Your instructions: Below are the records; reproduce all of them exactly but without any images.

Data supplied:

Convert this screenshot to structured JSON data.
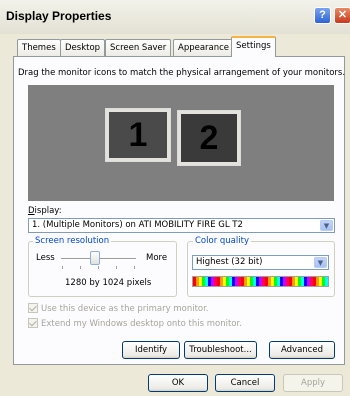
{
  "window": {
    "title": "Display Properties",
    "help_glyph": "?",
    "close_glyph": "✕"
  },
  "tabs": [
    {
      "label": "Themes",
      "active": false
    },
    {
      "label": "Desktop",
      "active": false
    },
    {
      "label": "Screen Saver",
      "active": false
    },
    {
      "label": "Appearance",
      "active": false
    },
    {
      "label": "Settings",
      "active": true
    }
  ],
  "settings": {
    "instruction": "Drag the monitor icons to match the physical arrangement of your monitors.",
    "monitors": [
      {
        "number": "1"
      },
      {
        "number": "2"
      }
    ],
    "display_label": "Display:",
    "display_value": "1. (Multiple Monitors) on ATI MOBILITY FIRE GL T2",
    "screen_resolution": {
      "legend": "Screen resolution",
      "less_label": "Less",
      "more_label": "More",
      "value": "1280 by 1024 pixels",
      "slider_fraction": 0.45
    },
    "color_quality": {
      "legend": "Color quality",
      "value": "Highest (32 bit)"
    },
    "checkboxes": {
      "primary": {
        "label": "Use this device as the primary monitor.",
        "checked": true,
        "enabled": false
      },
      "extend": {
        "label": "Extend my Windows desktop onto this monitor.",
        "checked": true,
        "enabled": false
      }
    },
    "buttons": {
      "identify": "Identify",
      "troubleshoot": "Troubleshoot...",
      "advanced": "Advanced"
    }
  },
  "dialog_buttons": {
    "ok": "OK",
    "cancel": "Cancel",
    "apply": "Apply"
  },
  "icons": {
    "dropdown_arrow": "chevron-down-icon",
    "help": "help-icon",
    "close": "close-icon"
  },
  "colors": {
    "xp_blue_legend": "#0046d5",
    "tab_highlight": "#f6b444",
    "button_border": "#003c74"
  }
}
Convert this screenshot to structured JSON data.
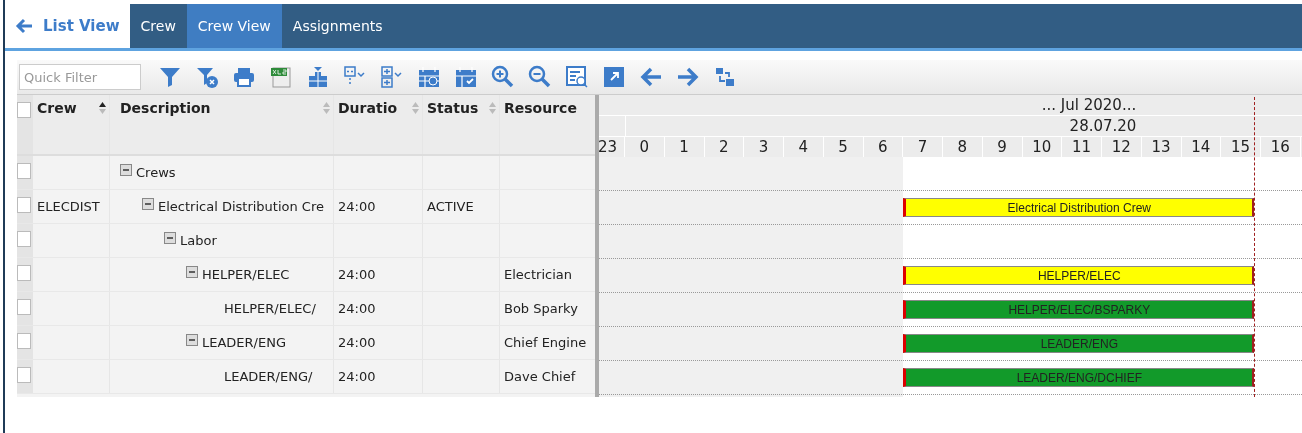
{
  "nav": {
    "back": {
      "label": "List View"
    },
    "tabs": [
      {
        "label": "Crew",
        "selected": false
      },
      {
        "label": "Crew View",
        "selected": true
      },
      {
        "label": "Assignments",
        "selected": false
      }
    ]
  },
  "toolbar": {
    "quick_filter": {
      "placeholder": "Quick Filter"
    }
  },
  "grid": {
    "select_all": {
      "checked": false
    },
    "columns": [
      {
        "label": "Crew",
        "sorted": true
      },
      {
        "label": "Description",
        "sorted": false
      },
      {
        "label": "Duratio",
        "sorted": false
      },
      {
        "label": "Status",
        "sorted": false
      },
      {
        "label": "Resource"
      }
    ],
    "rows": [
      {
        "description": "Crews",
        "checked": false,
        "expanded": true,
        "children": [
          {
            "crew": "ELECDIST",
            "description": "Electrical Distribution Cre",
            "duration": "24:00",
            "status": "ACTIVE",
            "checked": false,
            "expanded": true,
            "bar": {
              "label": "Electrical Distribution Crew",
              "color": "#ffff00"
            },
            "children": [
              {
                "description": "Labor",
                "checked": false,
                "expanded": true,
                "children": [
                  {
                    "description": "HELPER/ELEC",
                    "duration": "24:00",
                    "resources": "Electrician",
                    "checked": false,
                    "expanded": true,
                    "bar": {
                      "label": "HELPER/ELEC",
                      "color": "#ffff00"
                    },
                    "children": [
                      {
                        "description": "HELPER/ELEC/",
                        "duration": "24:00",
                        "resources": "Bob Sparky",
                        "checked": false,
                        "bar": {
                          "label": "HELPER/ELEC/BSPARKY",
                          "color": "#129a2a"
                        }
                      }
                    ]
                  },
                  {
                    "description": "LEADER/ENG",
                    "duration": "24:00",
                    "resources": "Chief Engine",
                    "checked": false,
                    "expanded": true,
                    "bar": {
                      "label": "LEADER/ENG",
                      "color": "#129a2a"
                    },
                    "children": [
                      {
                        "description": "LEADER/ENG/",
                        "duration": "24:00",
                        "resources": "Dave Chief",
                        "checked": false,
                        "bar": {
                          "label": "LEADER/ENG/DCHIEF",
                          "color": "#129a2a"
                        }
                      }
                    ]
                  }
                ]
              }
            ]
          }
        ]
      }
    ]
  },
  "gantt": {
    "month": "... Jul 2020...",
    "day": "28.07.20",
    "hours": [
      "23",
      "0",
      "1",
      "2",
      "3",
      "4",
      "5",
      "6",
      "7",
      "8",
      "9",
      "10",
      "11",
      "12",
      "13",
      "14",
      "15",
      "16"
    ]
  }
}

Expected answer:
Convert this screenshot to structured JSON data.
{
  "window": {
    "title": "Display Properties",
    "help_glyph": "?",
    "close_glyph": "✕"
  },
  "tabs": [
    {
      "label": "Themes",
      "active": false
    },
    {
      "label": "Desktop",
      "active": false
    },
    {
      "label": "Screen Saver",
      "active": false
    },
    {
      "label": "Appearance",
      "active": false
    },
    {
      "label": "Settings",
      "active": true
    }
  ],
  "settings": {
    "instruction": "Drag the monitor icons to match the physical arrangement of your monitors.",
    "monitors": [
      {
        "number": "1"
      },
      {
        "number": "2"
      }
    ],
    "display_label": "Display:",
    "display_value": "1. (Multiple Monitors) on ATI MOBILITY FIRE GL T2",
    "screen_resolution": {
      "legend": "Screen resolution",
      "less_label": "Less",
      "more_label": "More",
      "value": "1280 by 1024 pixels",
      "slider_fraction": 0.45
    },
    "color_quality": {
      "legend": "Color quality",
      "value": "Highest (32 bit)"
    },
    "checkboxes": {
      "primary": {
        "label": "Use this device as the primary monitor.",
        "checked": true,
        "enabled": false
      },
      "extend": {
        "label": "Extend my Windows desktop onto this monitor.",
        "checked": true,
        "enabled": false
      }
    },
    "buttons": {
      "identify": "Identify",
      "troubleshoot": "Troubleshoot...",
      "advanced": "Advanced"
    }
  },
  "dialog_buttons": {
    "ok": "OK",
    "cancel": "Cancel",
    "apply": "Apply"
  },
  "icons": {
    "dropdown_arrow": "chevron-down-icon",
    "help": "help-icon",
    "close": "close-icon"
  },
  "colors": {
    "xp_blue_legend": "#0046d5",
    "tab_highlight": "#f6b444",
    "button_border": "#003c74"
  }
}
Convert this screenshot to structured JSON data.
{
  "nav": {
    "back": {
      "label": "List View"
    },
    "tabs": [
      {
        "label": "Crew",
        "selected": false
      },
      {
        "label": "Crew View",
        "selected": true
      },
      {
        "label": "Assignments",
        "selected": false
      }
    ]
  },
  "toolbar": {
    "quick_filter": {
      "placeholder": "Quick Filter"
    }
  },
  "grid": {
    "select_all": {
      "checked": false
    },
    "columns": [
      {
        "label": "Crew",
        "sorted": true
      },
      {
        "label": "Description",
        "sorted": false
      },
      {
        "label": "Duratio",
        "sorted": false
      },
      {
        "label": "Status",
        "sorted": false
      },
      {
        "label": "Resource"
      }
    ],
    "rows": [
      {
        "description": "Crews",
        "checked": false,
        "expanded": true,
        "children": [
          {
            "crew": "ELECDIST",
            "description": "Electrical Distribution Cre",
            "duration": "24:00",
            "status": "ACTIVE",
            "checked": false,
            "expanded": true,
            "bar": {
              "label": "Electrical Distribution Crew",
              "color": "#ffff00"
            },
            "children": [
              {
                "description": "Labor",
                "checked": false,
                "expanded": true,
                "children": [
                  {
                    "description": "HELPER/ELEC",
                    "duration": "24:00",
                    "resources": "Electrician",
                    "checked": false,
                    "expanded": true,
                    "bar": {
                      "label": "HELPER/ELEC",
                      "color": "#ffff00"
                    },
                    "children": [
                      {
                        "description": "HELPER/ELEC/",
                        "duration": "24:00",
                        "resources": "Bob Sparky",
                        "checked": false,
                        "bar": {
                          "label": "HELPER/ELEC/BSPARKY",
                          "color": "#129a2a"
                        }
                      }
                    ]
                  },
                  {
                    "description": "LEADER/ENG",
                    "duration": "24:00",
                    "resources": "Chief Engine",
                    "checked": false,
                    "expanded": true,
                    "bar": {
                      "label": "LEADER/ENG",
                      "color": "#129a2a"
                    },
                    "children": [
                      {
                        "description": "LEADER/ENG/",
                        "duration": "24:00",
                        "resources": "Dave Chief",
                        "checked": false,
                        "bar": {
                          "label": "LEADER/ENG/DCHIEF",
                          "color": "#129a2a"
                        }
                      }
                    ]
                  }
                ]
              }
            ]
          }
        ]
      }
    ]
  },
  "gantt": {
    "month": "... Jul 2020...",
    "day": "28.07.20",
    "hours": [
      "23",
      "0",
      "1",
      "2",
      "3",
      "4",
      "5",
      "6",
      "7",
      "8",
      "9",
      "10",
      "11",
      "12",
      "13",
      "14",
      "15",
      "16"
    ]
  }
}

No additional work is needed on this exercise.